___ Given records
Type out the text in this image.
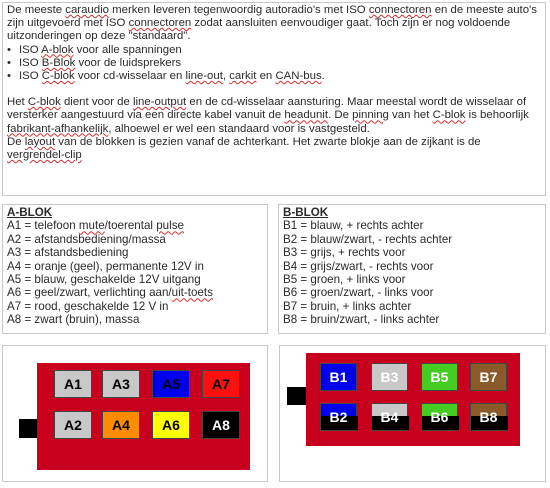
De meeste caraudio merken leveren tegenwoordig autoradio's met ISO connectoren en de meeste auto's zijn uitgevoerd met ISO connectoren zodat aansluiten eenvoudiger gaat. Toch zijn er nog voldoende uitzonderingen op deze "standaard".

• ISO A-blok voor alle spanningen
• ISO B-Blok voor de luidsprekers
• ISO C-blok voor cd-wisselaar en line-out, carkit en CAN-bus.

Het C-blok dient voor de line-output en de cd-wisselaar aansturing. Maar meestal wordt de wisselaar of versterker aangestuurd via een directe kabel vanuit de headunit. De pinning van het C-blok is behoorlijk fabrikant-afhankelijk, alhoewel er wel een standaard voor is vastgesteld.

De layout van de blokken is gezien vanaf de achterkant. Het zwarte blokje aan de zijkant is de vergrendel-clip

A-BLOK
A1 = telefoon mute/toerental pulse
A2 = afstandsbediening/massa
A3 = afstandsbediening
A4 = oranje (geel), permanente 12V in
A5 = blauw, geschakelde 12V uitgang
A6 = geel/zwart, verlichting aan/uit-toets
A7 = rood, geschakelde 12 V in
A8 = zwart (bruin), massa
B-BLOK
B1 = blauw, + rechts achter
B2 = blauw/zwart, - rechts achter
B3 = grijs, + rechts voor
B4 = grijs/zwart, - rechts voor
B5 = groen, + links voor
B6 = groen/zwart, - links voor
B7 = bruin, + links achter
B8 = bruin/zwart, - links achter
A1 A3 A5 A7
A2 A4 A6 A8
B1 B3 B5 B7
B2 B4 B6 B8
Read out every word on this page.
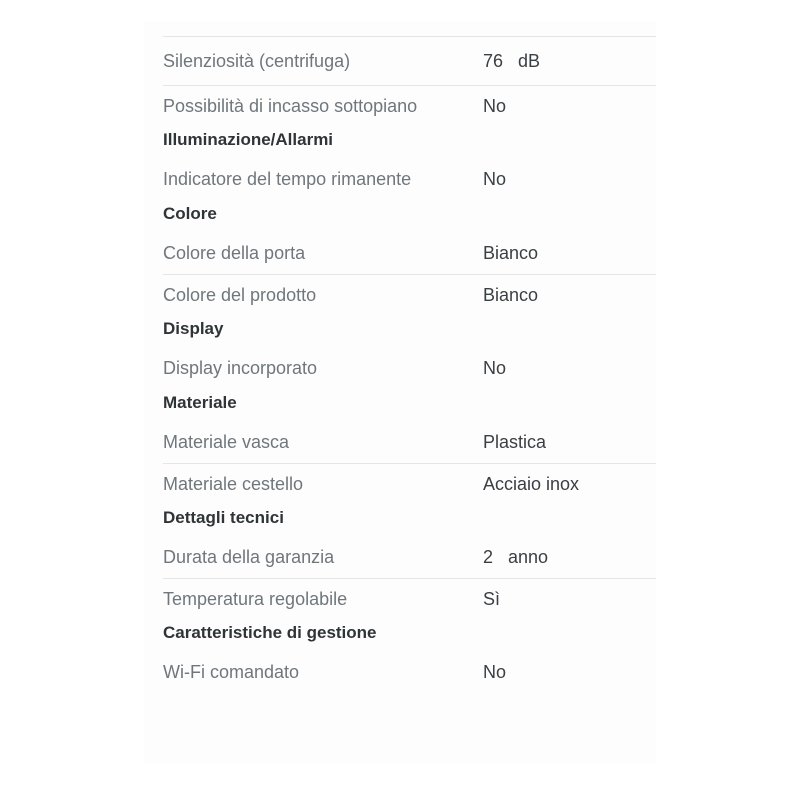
Silenziosità (centrifuga)	76   dB
Possibilità di incasso sottopiano	No
Illuminazione/Allarmi
Indicatore del tempo rimanente	No
Colore
Colore della porta	Bianco
Colore del prodotto	Bianco
Display
Display incorporato	No
Materiale
Materiale vasca	Plastica
Materiale cestello	Acciaio inox
Dettagli tecnici
Durata della garanzia	2   anno
Temperatura regolabile	Sì
Caratteristiche di gestione
Wi-Fi comandato	No
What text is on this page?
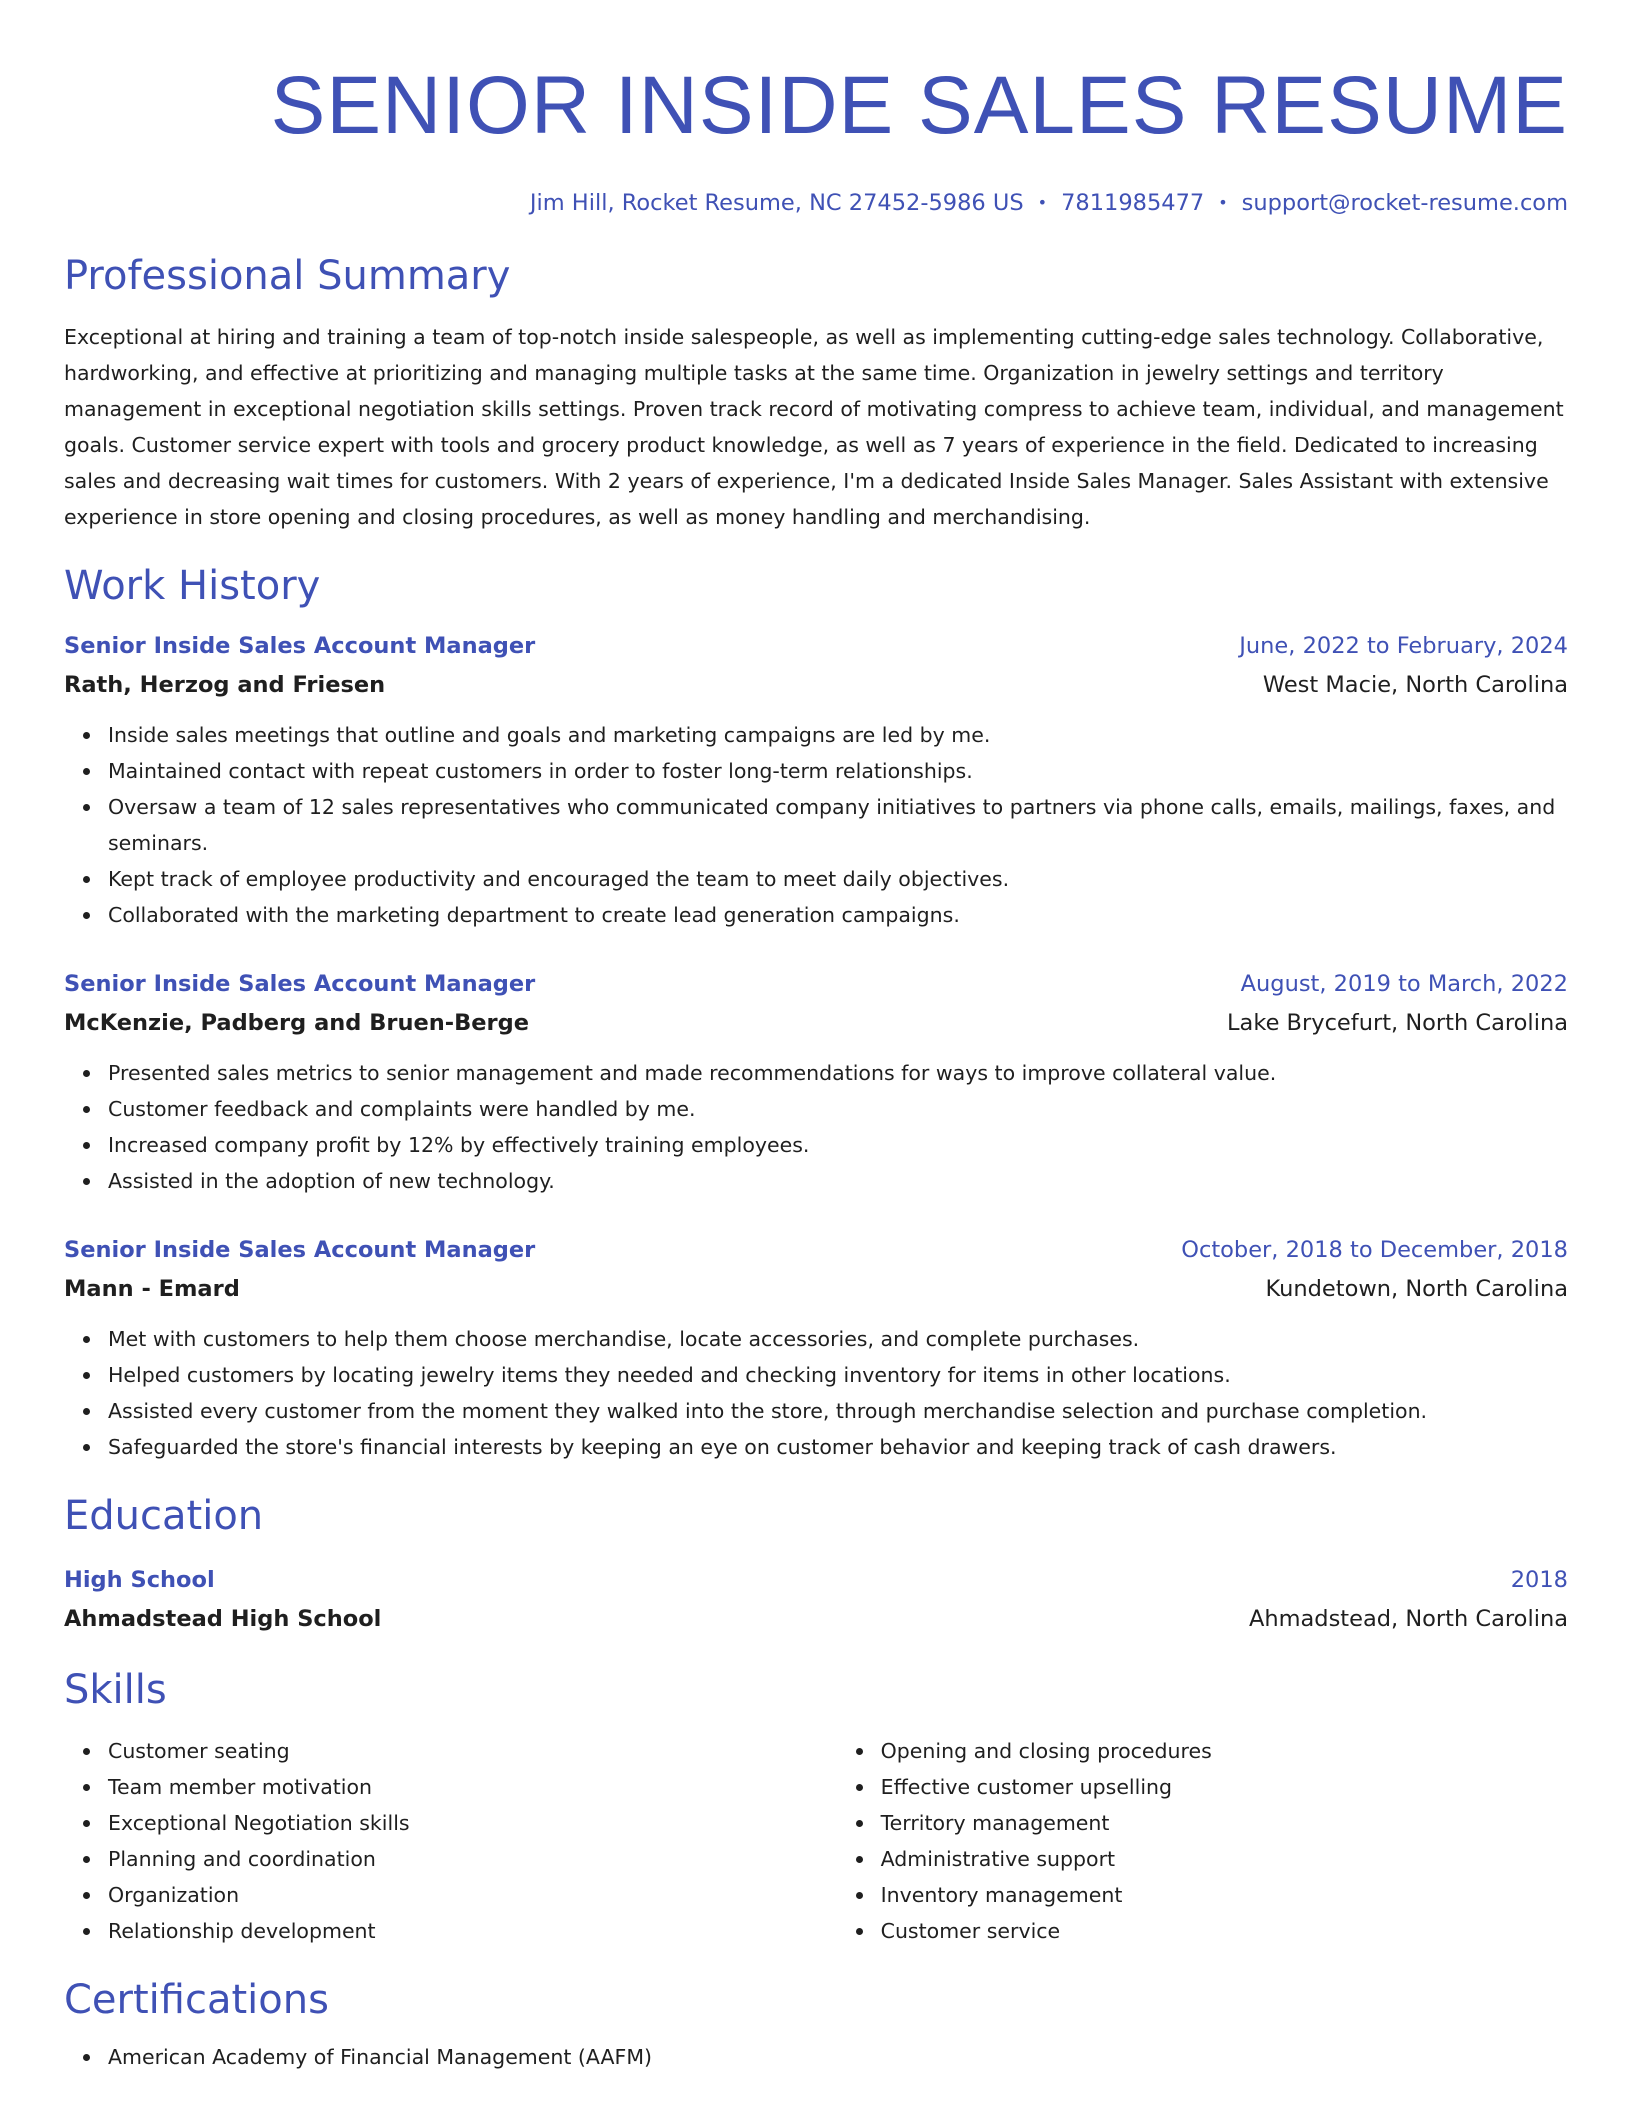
SENIOR INSIDE SALES RESUME
Jim Hill, Rocket Resume, NC 27452-5986 US • 7811985477 • support@rocket-resume.com
Professional Summary

Exceptional at hiring and training a team of top-notch inside salespeople, as well as implementing cutting-edge sales technology. Collaborative, hardworking, and effective at prioritizing and managing multiple tasks at the same time. Organization in jewelry settings and territory management in exceptional negotiation skills settings. Proven track record of motivating compress to achieve team, individual, and management goals. Customer service expert with tools and grocery product knowledge, as well as 7 years of experience in the field. Dedicated to increasing sales and decreasing wait times for customers. With 2 years of experience, I'm a dedicated Inside Sales Manager. Sales Assistant with extensive experience in store opening and closing procedures, as well as money handling and merchandising.

Work History
Senior Inside Sales Account Manager	June, 2022 to February, 2024
Rath, Herzog and Friesen	West Macie, North Carolina
Inside sales meetings that outline and goals and marketing campaigns are led by me.
Maintained contact with repeat customers in order to foster long-term relationships.
Oversaw a team of 12 sales representatives who communicated company initiatives to partners via phone calls, emails, mailings, faxes, and seminars.
Kept track of employee productivity and encouraged the team to meet daily objectives.
Collaborated with the marketing department to create lead generation campaigns.
Senior Inside Sales Account Manager	August, 2019 to March, 2022
McKenzie, Padberg and Bruen-Berge	Lake Brycefurt, North Carolina
Presented sales metrics to senior management and made recommendations for ways to improve collateral value.
Customer feedback and complaints were handled by me.
Increased company profit by 12% by effectively training employees.
Assisted in the adoption of new technology.
Senior Inside Sales Account Manager	October, 2018 to December, 2018
Mann - Emard	Kundetown, North Carolina
Met with customers to help them choose merchandise, locate accessories, and complete purchases.
Helped customers by locating jewelry items they needed and checking inventory for items in other locations.
Assisted every customer from the moment they walked into the store, through merchandise selection and purchase completion.
Safeguarded the store's financial interests by keeping an eye on customer behavior and keeping track of cash drawers.
Education
High School	2018
Ahmadstead High School	Ahmadstead, North Carolina
Skills
Customer seating
Team member motivation
Exceptional Negotiation skills
Planning and coordination
Organization
Relationship development
Opening and closing procedures
Effective customer upselling
Territory management
Administrative support
Inventory management
Customer service
Certifications
American Academy of Financial Management (AAFM)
______
> _Instructions for the task_: Return all of the data exactly as written, and drop the pictures.

> _Full solution_:
Type out the text in this image.
De meeste caraudio merken leveren tegenwoordig autoradio's met ISO connectoren en de meeste auto's zijn uitgevoerd met ISO connectoren zodat aansluiten eenvoudiger gaat. Toch zijn er nog voldoende uitzonderingen op deze "standaard".

• ISO A-blok voor alle spanningen
• ISO B-Blok voor de luidsprekers
• ISO C-blok voor cd-wisselaar en line-out, carkit en CAN-bus.

Het C-blok dient voor de line-output en de cd-wisselaar aansturing. Maar meestal wordt de wisselaar of versterker aangestuurd via een directe kabel vanuit de headunit. De pinning van het C-blok is behoorlijk fabrikant-afhankelijk, alhoewel er wel een standaard voor is vastgesteld.

De layout van de blokken is gezien vanaf de achterkant. Het zwarte blokje aan de zijkant is de vergrendel-clip

A-BLOK
A1 = telefoon mute/toerental pulse
A2 = afstandsbediening/massa
A3 = afstandsbediening
A4 = oranje (geel), permanente 12V in
A5 = blauw, geschakelde 12V uitgang
A6 = geel/zwart, verlichting aan/uit-toets
A7 = rood, geschakelde 12 V in
A8 = zwart (bruin), massa
B-BLOK
B1 = blauw, + rechts achter
B2 = blauw/zwart, - rechts achter
B3 = grijs, + rechts voor
B4 = grijs/zwart, - rechts voor
B5 = groen, + links voor
B6 = groen/zwart, - links voor
B7 = bruin, + links achter
B8 = bruin/zwart, - links achter
A1 A3 A5 A7
A2 A4 A6 A8
B1 B3 B5 B7
B2 B4 B6 B8
Read out every word on this page.
Silenziosità (centrifuga)	76   dB
Possibilità di incasso sottopiano	No
Illuminazione/Allarmi
Indicatore del tempo rimanente	No
Colore
Colore della porta	Bianco
Colore del prodotto	Bianco
Display
Display incorporato	No
Materiale
Materiale vasca	Plastica
Materiale cestello	Acciaio inox
Dettagli tecnici
Durata della garanzia	2   anno
Temperatura regolabile	Sì
Caratteristiche di gestione
Wi-Fi comandato	No
What text is on this page?
SENIOR INSIDE SALES RESUME
Jim Hill, Rocket Resume, NC 27452-5986 US • 7811985477 • support@rocket-resume.com
Professional Summary

Exceptional at hiring and training a team of top-notch inside salespeople, as well as implementing cutting-edge sales technology. Collaborative, hardworking, and effective at prioritizing and managing multiple tasks at the same time. Organization in jewelry settings and territory management in exceptional negotiation skills settings. Proven track record of motivating compress to achieve team, individual, and management goals. Customer service expert with tools and grocery product knowledge, as well as 7 years of experience in the field. Dedicated to increasing sales and decreasing wait times for customers. With 2 years of experience, I'm a dedicated Inside Sales Manager. Sales Assistant with extensive experience in store opening and closing procedures, as well as money handling and merchandising.

Work History
Senior Inside Sales Account Manager	June, 2022 to February, 2024
Rath, Herzog and Friesen	West Macie, North Carolina
Inside sales meetings that outline and goals and marketing campaigns are led by me.
Maintained contact with repeat customers in order to foster long-term relationships.
Oversaw a team of 12 sales representatives who communicated company initiatives to partners via phone calls, emails, mailings, faxes, and seminars.
Kept track of employee productivity and encouraged the team to meet daily objectives.
Collaborated with the marketing department to create lead generation campaigns.
Senior Inside Sales Account Manager	August, 2019 to March, 2022
McKenzie, Padberg and Bruen-Berge	Lake Brycefurt, North Carolina
Presented sales metrics to senior management and made recommendations for ways to improve collateral value.
Customer feedback and complaints were handled by me.
Increased company profit by 12% by effectively training employees.
Assisted in the adoption of new technology.
Senior Inside Sales Account Manager	October, 2018 to December, 2018
Mann - Emard	Kundetown, North Carolina
Met with customers to help them choose merchandise, locate accessories, and complete purchases.
Helped customers by locating jewelry items they needed and checking inventory for items in other locations.
Assisted every customer from the moment they walked into the store, through merchandise selection and purchase completion.
Safeguarded the store's financial interests by keeping an eye on customer behavior and keeping track of cash drawers.
Education
High School	2018
Ahmadstead High School	Ahmadstead, North Carolina
Skills
Customer seating
Team member motivation
Exceptional Negotiation skills
Planning and coordination
Organization
Relationship development
Opening and closing procedures
Effective customer upselling
Territory management
Administrative support
Inventory management
Customer service
Certifications
American Academy of Financial Management (AAFM)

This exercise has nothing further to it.